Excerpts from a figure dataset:
<<<<

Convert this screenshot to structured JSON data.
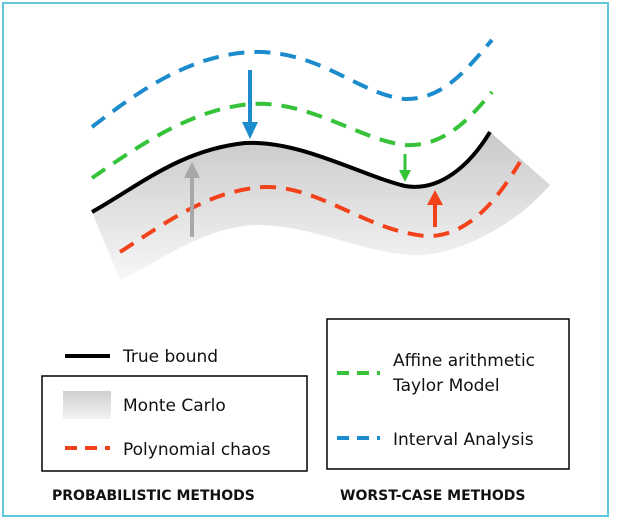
{
  "colors": {
    "frame": "#5ec8de",
    "true_bound": "#000000",
    "monte_carlo": "#d9d9d9",
    "polynomial_chaos": "#f2421c",
    "affine_taylor": "#36c33a",
    "interval_analysis": "#1c8ccc",
    "arrow_gray": "#a8a8a8"
  },
  "legend": {
    "true_bound": "True bound",
    "monte_carlo": "Monte Carlo",
    "polynomial_chaos": "Polynomial chaos",
    "affine_line1": "Affine arithmetic",
    "affine_line2": "Taylor Model",
    "interval_analysis": "Interval Analysis"
  },
  "captions": {
    "probabilistic": "PROBABILISTIC METHODS",
    "worst_case": "WORST-CASE METHODS"
  }
}
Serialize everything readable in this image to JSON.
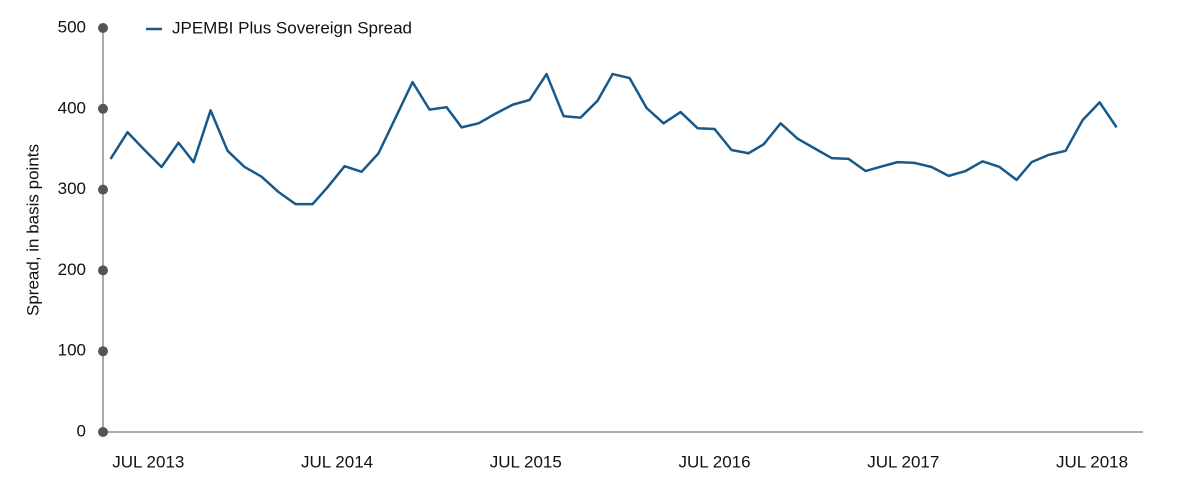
{
  "chart_data": {
    "type": "line",
    "legend": "top-left",
    "y_label": "Spread, in basis points",
    "x": [
      2013.3,
      2013.39,
      2013.48,
      2013.57,
      2013.66,
      2013.74,
      2013.83,
      2013.92,
      2014.01,
      2014.1,
      2014.19,
      2014.28,
      2014.37,
      2014.45,
      2014.54,
      2014.63,
      2014.72,
      2014.81,
      2014.9,
      2014.99,
      2015.08,
      2015.16,
      2015.25,
      2015.34,
      2015.43,
      2015.52,
      2015.61,
      2015.7,
      2015.79,
      2015.88,
      2015.96,
      2016.05,
      2016.14,
      2016.23,
      2016.32,
      2016.41,
      2016.5,
      2016.59,
      2016.68,
      2016.76,
      2016.85,
      2016.94,
      2017.03,
      2017.12,
      2017.21,
      2017.3,
      2017.39,
      2017.47,
      2017.56,
      2017.65,
      2017.74,
      2017.83,
      2017.92,
      2018.01,
      2018.1,
      2018.18,
      2018.27,
      2018.36,
      2018.45,
      2018.54,
      2018.63
    ],
    "series": [
      {
        "name": "JPEMBI Plus Sovereign Spread",
        "color": "#17598a",
        "values": [
          338,
          371,
          349,
          328,
          358,
          334,
          398,
          348,
          328,
          316,
          297,
          282,
          282,
          303,
          329,
          322,
          345,
          389,
          433,
          399,
          402,
          377,
          382,
          394,
          405,
          411,
          443,
          391,
          389,
          410,
          443,
          438,
          401,
          382,
          396,
          376,
          375,
          349,
          345,
          356,
          382,
          363,
          351,
          339,
          338,
          323,
          329,
          334,
          333,
          328,
          317,
          323,
          335,
          328,
          312,
          334,
          343,
          348,
          386,
          408,
          377
        ]
      }
    ],
    "xlim": [
      2013.26,
      2018.77
    ],
    "xticks": [
      {
        "value": 2013.5,
        "label": "JUL 2013"
      },
      {
        "value": 2014.5,
        "label": "JUL 2014"
      },
      {
        "value": 2015.5,
        "label": "JUL 2015"
      },
      {
        "value": 2016.5,
        "label": "JUL 2016"
      },
      {
        "value": 2017.5,
        "label": "JUL 2017"
      },
      {
        "value": 2018.5,
        "label": "JUL 2018"
      }
    ],
    "ylim": [
      0,
      500
    ],
    "yticks": [
      0,
      100,
      200,
      300,
      400,
      500
    ]
  }
}
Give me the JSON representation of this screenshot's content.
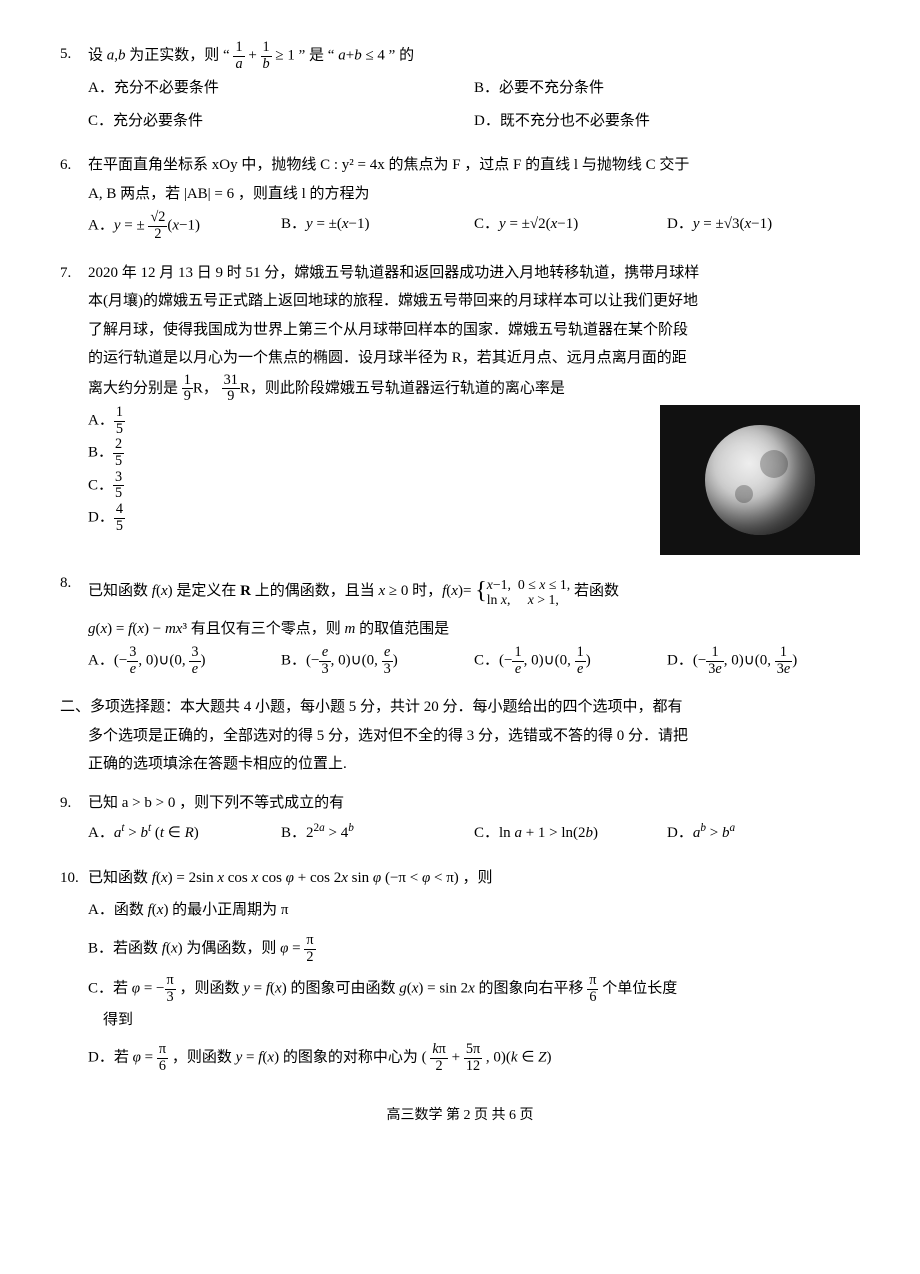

>>>>

**EXERCISE:** Quote each line of the listing exactly, but leave the pictures out.

**ANSWER FOR THE TASK:**
Convert this screenshot to structured JSON data.
{
  "colors": {
    "frame": "#5ec8de",
    "true_bound": "#000000",
    "monte_carlo": "#d9d9d9",
    "polynomial_chaos": "#f2421c",
    "affine_taylor": "#36c33a",
    "interval_analysis": "#1c8ccc",
    "arrow_gray": "#a8a8a8"
  },
  "legend": {
    "true_bound": "True bound",
    "monte_carlo": "Monte Carlo",
    "polynomial_chaos": "Polynomial chaos",
    "affine_line1": "Affine arithmetic",
    "affine_line2": "Taylor Model",
    "interval_analysis": "Interval Analysis"
  },
  "captions": {
    "probabilistic": "PROBABILISTIC METHODS",
    "worst_case": "WORST-CASE METHODS"
  }
}
Serialize everything readable in this image to JSON.
{
  "chart_data": {
    "type": "line",
    "legend": "top-left",
    "y_label": "Spread, in basis points",
    "x": [
      2013.3,
      2013.39,
      2013.48,
      2013.57,
      2013.66,
      2013.74,
      2013.83,
      2013.92,
      2014.01,
      2014.1,
      2014.19,
      2014.28,
      2014.37,
      2014.45,
      2014.54,
      2014.63,
      2014.72,
      2014.81,
      2014.9,
      2014.99,
      2015.08,
      2015.16,
      2015.25,
      2015.34,
      2015.43,
      2015.52,
      2015.61,
      2015.7,
      2015.79,
      2015.88,
      2015.96,
      2016.05,
      2016.14,
      2016.23,
      2016.32,
      2016.41,
      2016.5,
      2016.59,
      2016.68,
      2016.76,
      2016.85,
      2016.94,
      2017.03,
      2017.12,
      2017.21,
      2017.3,
      2017.39,
      2017.47,
      2017.56,
      2017.65,
      2017.74,
      2017.83,
      2017.92,
      2018.01,
      2018.1,
      2018.18,
      2018.27,
      2018.36,
      2018.45,
      2018.54,
      2018.63
    ],
    "series": [
      {
        "name": "JPEMBI Plus Sovereign Spread",
        "color": "#17598a",
        "values": [
          338,
          371,
          349,
          328,
          358,
          334,
          398,
          348,
          328,
          316,
          297,
          282,
          282,
          303,
          329,
          322,
          345,
          389,
          433,
          399,
          402,
          377,
          382,
          394,
          405,
          411,
          443,
          391,
          389,
          410,
          443,
          438,
          401,
          382,
          396,
          376,
          375,
          349,
          345,
          356,
          382,
          363,
          351,
          339,
          338,
          323,
          329,
          334,
          333,
          328,
          317,
          323,
          335,
          328,
          312,
          334,
          343,
          348,
          386,
          408,
          377
        ]
      }
    ],
    "xlim": [
      2013.26,
      2018.77
    ],
    "xticks": [
      {
        "value": 2013.5,
        "label": "JUL 2013"
      },
      {
        "value": 2014.5,
        "label": "JUL 2014"
      },
      {
        "value": 2015.5,
        "label": "JUL 2015"
      },
      {
        "value": 2016.5,
        "label": "JUL 2016"
      },
      {
        "value": 2017.5,
        "label": "JUL 2017"
      },
      {
        "value": 2018.5,
        "label": "JUL 2018"
      }
    ],
    "ylim": [
      0,
      500
    ],
    "yticks": [
      0,
      100,
      200,
      300,
      400,
      500
    ]
  }
}
Give me the JSON representation of this screenshot's content.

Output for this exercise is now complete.